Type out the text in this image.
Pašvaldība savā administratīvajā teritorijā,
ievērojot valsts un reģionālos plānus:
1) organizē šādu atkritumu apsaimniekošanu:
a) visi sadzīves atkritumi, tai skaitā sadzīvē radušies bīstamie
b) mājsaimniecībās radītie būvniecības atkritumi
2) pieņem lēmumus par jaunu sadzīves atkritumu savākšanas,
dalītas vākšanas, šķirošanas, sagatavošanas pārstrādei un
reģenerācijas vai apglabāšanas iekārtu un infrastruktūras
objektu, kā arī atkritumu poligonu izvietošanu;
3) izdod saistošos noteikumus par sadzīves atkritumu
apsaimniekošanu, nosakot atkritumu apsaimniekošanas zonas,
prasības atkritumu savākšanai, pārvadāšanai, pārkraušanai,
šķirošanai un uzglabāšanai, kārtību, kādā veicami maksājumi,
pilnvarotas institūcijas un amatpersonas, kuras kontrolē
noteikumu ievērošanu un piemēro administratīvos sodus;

→ EXERCISE DIRECTIONS: Output all records verbatim.

→ ANSWER TO THE PROBLEM:
Type out the text in this image.
Pašvaldība savā administratīvajā teritorijā,
ievērojot valsts un reģionālos plānus:
1) organizē šādu atkritumu apsaimniekošanu:
a) visi sadzīves atkritumi, tai skaitā sadzīvē radušies bīstamie
b) mājsaimniecībās radītie būvniecības atkritumi
2) pieņem lēmumus par jaunu sadzīves atkritumu savākšanas,
dalītas vākšanas, šķirošanas, sagatavošanas pārstrādei un
reģenerācijas vai apglabāšanas iekārtu un infrastruktūras
objektu, kā arī atkritumu poligonu izvietošanu;
3) izdod saistošos noteikumus par sadzīves atkritumu
apsaimniekošanu, nosakot atkritumu apsaimniekošanas zonas,
prasības atkritumu savākšanai, pārvadāšanai, pārkraušanai,
šķirošanai un uzglabāšanai, kārtību, kādā veicami maksājumi,
pilnvarotas institūcijas un amatpersonas, kuras kontrolē
noteikumu ievērošanu un piemēro administratīvos sodus;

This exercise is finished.